In the material below, find all lines with the string "chevron" and copy them.

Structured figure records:
┄┄┄┄┄┄┄┄┄┄┄┄┄┄┄┄┄┄┄┄

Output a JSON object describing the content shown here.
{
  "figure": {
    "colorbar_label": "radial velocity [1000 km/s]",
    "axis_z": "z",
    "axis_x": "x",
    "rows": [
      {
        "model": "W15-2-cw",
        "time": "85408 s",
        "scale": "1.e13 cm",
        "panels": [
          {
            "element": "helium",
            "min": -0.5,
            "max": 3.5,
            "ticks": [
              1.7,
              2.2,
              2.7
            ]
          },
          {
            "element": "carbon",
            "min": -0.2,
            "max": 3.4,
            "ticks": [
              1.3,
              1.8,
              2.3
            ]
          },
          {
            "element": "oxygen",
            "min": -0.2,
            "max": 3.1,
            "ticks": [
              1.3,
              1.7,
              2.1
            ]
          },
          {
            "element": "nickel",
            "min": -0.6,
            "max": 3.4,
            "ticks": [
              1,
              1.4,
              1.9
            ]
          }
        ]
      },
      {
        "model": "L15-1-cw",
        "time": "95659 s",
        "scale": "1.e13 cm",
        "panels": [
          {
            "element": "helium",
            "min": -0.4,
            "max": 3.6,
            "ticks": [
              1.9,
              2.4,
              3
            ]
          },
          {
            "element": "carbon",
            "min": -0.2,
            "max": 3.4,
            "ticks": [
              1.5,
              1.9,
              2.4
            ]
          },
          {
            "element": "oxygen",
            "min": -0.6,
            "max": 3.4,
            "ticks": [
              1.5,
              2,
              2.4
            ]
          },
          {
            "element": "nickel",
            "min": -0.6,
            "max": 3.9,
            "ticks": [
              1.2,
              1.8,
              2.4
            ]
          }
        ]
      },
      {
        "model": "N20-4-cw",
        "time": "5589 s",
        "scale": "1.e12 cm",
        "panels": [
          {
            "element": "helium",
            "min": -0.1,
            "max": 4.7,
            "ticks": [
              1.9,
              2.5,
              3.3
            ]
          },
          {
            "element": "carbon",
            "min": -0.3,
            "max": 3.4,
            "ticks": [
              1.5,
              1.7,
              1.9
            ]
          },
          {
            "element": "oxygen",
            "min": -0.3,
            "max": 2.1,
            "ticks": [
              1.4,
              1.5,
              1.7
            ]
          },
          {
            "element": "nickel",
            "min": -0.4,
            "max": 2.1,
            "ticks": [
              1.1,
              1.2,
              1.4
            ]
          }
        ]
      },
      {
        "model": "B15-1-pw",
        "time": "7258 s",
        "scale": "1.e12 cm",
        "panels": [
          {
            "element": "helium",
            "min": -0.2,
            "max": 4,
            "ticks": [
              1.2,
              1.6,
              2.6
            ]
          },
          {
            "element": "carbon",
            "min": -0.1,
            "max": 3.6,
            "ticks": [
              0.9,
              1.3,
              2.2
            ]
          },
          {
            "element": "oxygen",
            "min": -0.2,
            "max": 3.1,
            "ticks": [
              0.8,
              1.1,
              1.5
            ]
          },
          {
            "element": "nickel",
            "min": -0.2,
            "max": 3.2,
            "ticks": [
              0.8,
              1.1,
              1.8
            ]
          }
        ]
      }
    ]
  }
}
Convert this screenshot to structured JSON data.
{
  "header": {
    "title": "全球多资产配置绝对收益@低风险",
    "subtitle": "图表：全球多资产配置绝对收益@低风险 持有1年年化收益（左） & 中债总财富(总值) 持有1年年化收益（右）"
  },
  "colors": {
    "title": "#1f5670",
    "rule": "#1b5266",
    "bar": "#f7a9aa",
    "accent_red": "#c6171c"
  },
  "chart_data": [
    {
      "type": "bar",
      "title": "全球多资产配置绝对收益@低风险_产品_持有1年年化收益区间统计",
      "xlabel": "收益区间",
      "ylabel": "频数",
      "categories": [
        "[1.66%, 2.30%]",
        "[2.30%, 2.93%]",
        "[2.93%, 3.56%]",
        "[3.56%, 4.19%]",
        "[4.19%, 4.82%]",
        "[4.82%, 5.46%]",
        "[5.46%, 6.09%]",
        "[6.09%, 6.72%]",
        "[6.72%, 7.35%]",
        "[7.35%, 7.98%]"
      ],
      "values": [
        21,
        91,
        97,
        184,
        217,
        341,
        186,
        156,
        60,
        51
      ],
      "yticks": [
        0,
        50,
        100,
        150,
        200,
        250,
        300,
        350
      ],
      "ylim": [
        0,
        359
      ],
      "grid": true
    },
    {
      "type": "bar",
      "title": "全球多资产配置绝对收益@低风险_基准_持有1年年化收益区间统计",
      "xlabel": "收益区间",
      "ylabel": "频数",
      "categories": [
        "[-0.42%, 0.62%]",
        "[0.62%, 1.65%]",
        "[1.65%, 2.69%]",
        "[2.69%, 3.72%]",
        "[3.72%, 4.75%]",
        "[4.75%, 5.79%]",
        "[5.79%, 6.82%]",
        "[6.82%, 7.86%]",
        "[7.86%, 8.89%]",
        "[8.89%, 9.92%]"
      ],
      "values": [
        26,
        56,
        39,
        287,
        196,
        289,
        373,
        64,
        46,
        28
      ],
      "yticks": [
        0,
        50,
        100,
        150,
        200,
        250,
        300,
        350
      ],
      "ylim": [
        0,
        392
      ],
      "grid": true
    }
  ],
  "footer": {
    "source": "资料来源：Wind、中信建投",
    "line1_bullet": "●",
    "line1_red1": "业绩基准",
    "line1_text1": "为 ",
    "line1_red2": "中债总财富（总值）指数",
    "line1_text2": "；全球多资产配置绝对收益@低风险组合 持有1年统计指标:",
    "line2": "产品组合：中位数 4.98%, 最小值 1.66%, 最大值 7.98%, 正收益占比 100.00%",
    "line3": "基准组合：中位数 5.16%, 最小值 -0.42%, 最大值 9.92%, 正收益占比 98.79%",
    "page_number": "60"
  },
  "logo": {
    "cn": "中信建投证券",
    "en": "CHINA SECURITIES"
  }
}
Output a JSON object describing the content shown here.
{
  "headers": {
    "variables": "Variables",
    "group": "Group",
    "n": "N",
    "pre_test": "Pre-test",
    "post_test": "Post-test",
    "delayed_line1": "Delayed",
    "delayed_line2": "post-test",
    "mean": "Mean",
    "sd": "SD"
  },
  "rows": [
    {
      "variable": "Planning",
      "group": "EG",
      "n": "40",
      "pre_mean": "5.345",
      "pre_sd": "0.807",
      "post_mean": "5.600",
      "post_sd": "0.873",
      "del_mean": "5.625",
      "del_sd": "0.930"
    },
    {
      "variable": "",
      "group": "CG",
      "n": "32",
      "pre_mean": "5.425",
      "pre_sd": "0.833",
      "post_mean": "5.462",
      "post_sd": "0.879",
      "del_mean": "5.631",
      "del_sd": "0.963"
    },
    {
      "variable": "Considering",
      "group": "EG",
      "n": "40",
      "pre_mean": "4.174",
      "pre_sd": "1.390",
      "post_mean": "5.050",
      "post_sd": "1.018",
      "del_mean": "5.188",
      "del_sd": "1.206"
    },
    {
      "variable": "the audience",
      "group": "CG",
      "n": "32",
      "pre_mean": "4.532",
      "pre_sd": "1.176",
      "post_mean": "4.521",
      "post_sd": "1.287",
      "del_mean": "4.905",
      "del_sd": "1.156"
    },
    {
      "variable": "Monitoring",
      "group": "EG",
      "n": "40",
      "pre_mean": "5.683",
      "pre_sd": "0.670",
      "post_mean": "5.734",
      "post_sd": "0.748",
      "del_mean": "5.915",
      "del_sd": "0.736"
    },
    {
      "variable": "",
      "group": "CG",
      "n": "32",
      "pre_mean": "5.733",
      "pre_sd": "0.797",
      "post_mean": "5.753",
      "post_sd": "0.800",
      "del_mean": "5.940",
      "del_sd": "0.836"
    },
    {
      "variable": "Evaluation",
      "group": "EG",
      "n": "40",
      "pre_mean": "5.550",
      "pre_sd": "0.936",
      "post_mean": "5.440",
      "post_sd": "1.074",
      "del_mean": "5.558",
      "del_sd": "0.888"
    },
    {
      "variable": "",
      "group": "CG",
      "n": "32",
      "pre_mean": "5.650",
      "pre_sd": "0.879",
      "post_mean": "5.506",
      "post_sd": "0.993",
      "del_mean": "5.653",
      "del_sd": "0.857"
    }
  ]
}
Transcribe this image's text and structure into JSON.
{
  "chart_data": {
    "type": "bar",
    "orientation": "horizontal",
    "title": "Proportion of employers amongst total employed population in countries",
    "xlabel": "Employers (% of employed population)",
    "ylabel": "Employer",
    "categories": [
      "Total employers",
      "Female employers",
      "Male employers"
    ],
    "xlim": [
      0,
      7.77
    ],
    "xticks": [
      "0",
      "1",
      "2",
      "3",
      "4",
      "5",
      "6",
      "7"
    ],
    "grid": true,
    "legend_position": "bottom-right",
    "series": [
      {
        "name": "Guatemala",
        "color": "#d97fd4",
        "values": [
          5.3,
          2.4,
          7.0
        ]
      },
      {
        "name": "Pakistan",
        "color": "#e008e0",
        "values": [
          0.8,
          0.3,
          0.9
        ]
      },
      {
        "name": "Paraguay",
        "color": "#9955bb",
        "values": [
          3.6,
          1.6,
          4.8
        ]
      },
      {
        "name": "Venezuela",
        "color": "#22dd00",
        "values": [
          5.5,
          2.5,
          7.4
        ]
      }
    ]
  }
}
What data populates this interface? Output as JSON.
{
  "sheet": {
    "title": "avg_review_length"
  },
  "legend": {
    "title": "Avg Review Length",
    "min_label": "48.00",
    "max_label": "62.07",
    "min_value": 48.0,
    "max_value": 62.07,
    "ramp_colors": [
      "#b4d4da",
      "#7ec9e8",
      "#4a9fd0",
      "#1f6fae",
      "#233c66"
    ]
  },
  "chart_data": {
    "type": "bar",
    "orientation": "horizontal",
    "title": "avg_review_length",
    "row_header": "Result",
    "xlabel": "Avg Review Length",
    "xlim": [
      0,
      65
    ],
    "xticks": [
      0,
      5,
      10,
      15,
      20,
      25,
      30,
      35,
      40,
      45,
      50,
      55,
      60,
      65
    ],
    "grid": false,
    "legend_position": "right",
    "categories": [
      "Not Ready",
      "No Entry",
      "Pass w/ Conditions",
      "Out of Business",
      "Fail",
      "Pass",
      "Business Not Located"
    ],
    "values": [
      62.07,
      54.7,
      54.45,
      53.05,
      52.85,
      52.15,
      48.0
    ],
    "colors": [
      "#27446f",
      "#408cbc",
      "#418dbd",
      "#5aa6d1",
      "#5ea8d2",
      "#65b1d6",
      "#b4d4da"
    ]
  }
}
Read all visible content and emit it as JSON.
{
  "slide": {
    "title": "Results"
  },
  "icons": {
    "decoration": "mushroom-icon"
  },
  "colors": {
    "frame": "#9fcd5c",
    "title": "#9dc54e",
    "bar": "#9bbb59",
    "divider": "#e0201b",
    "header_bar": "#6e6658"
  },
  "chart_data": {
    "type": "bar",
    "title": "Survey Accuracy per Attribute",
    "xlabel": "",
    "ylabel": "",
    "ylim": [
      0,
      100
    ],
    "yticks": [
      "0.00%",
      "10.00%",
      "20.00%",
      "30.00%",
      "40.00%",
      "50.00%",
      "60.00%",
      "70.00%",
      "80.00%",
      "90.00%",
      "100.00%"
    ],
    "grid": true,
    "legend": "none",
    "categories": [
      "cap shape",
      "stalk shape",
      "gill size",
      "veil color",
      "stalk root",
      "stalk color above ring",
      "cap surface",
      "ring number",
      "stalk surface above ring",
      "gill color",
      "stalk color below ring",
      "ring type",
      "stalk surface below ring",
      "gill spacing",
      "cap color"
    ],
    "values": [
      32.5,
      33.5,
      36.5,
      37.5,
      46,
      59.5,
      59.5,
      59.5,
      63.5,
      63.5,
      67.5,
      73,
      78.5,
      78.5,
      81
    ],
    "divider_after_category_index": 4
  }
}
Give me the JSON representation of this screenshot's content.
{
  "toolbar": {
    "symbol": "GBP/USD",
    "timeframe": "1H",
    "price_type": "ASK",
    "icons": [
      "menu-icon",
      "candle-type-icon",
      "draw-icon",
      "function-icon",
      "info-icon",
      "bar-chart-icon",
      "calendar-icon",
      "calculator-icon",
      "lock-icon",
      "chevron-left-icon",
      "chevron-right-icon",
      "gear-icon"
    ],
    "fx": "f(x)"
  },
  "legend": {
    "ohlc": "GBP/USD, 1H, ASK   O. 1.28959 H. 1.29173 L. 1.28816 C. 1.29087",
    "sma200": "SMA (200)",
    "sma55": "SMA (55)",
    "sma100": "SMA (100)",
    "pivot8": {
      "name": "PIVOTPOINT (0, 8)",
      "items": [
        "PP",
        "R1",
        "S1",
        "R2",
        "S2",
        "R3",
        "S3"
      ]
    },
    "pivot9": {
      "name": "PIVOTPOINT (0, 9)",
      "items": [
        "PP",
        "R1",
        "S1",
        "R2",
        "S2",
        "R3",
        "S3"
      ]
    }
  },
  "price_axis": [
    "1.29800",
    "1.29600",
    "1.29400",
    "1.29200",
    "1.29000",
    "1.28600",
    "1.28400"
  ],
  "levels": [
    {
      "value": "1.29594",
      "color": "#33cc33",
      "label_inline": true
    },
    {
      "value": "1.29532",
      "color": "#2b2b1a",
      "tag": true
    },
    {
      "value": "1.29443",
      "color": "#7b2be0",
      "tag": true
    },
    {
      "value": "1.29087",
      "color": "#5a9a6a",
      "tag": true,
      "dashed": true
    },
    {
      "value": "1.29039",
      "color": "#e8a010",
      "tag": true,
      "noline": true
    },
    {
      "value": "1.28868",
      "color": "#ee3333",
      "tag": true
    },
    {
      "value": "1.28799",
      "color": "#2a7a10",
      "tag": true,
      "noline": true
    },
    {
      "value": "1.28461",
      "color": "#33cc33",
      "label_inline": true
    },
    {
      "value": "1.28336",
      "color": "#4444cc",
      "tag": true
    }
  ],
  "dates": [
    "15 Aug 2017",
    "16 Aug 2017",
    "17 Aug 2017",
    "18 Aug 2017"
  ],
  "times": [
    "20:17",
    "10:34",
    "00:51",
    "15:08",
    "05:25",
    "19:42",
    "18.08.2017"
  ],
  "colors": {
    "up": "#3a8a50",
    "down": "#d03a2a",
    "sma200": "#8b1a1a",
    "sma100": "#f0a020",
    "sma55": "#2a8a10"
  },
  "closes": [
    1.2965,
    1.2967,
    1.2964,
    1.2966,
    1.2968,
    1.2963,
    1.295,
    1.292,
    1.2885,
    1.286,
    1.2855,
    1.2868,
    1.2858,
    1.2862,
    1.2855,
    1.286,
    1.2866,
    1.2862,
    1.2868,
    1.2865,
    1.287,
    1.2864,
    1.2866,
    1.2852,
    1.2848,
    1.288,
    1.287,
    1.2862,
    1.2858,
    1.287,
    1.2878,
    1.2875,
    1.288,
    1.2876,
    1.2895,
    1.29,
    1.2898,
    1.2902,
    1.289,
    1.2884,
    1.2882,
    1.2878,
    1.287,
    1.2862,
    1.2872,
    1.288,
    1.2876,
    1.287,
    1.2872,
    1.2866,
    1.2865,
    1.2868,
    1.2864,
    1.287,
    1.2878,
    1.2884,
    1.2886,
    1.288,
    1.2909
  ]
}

┄┄┄┄┄┄┄┄┄┄┄┄┄┄┄┄┄┄┄┄

SOLUTION FOR THIS PROBLEM
      "chevron-left-icon",
      "chevron-right-icon",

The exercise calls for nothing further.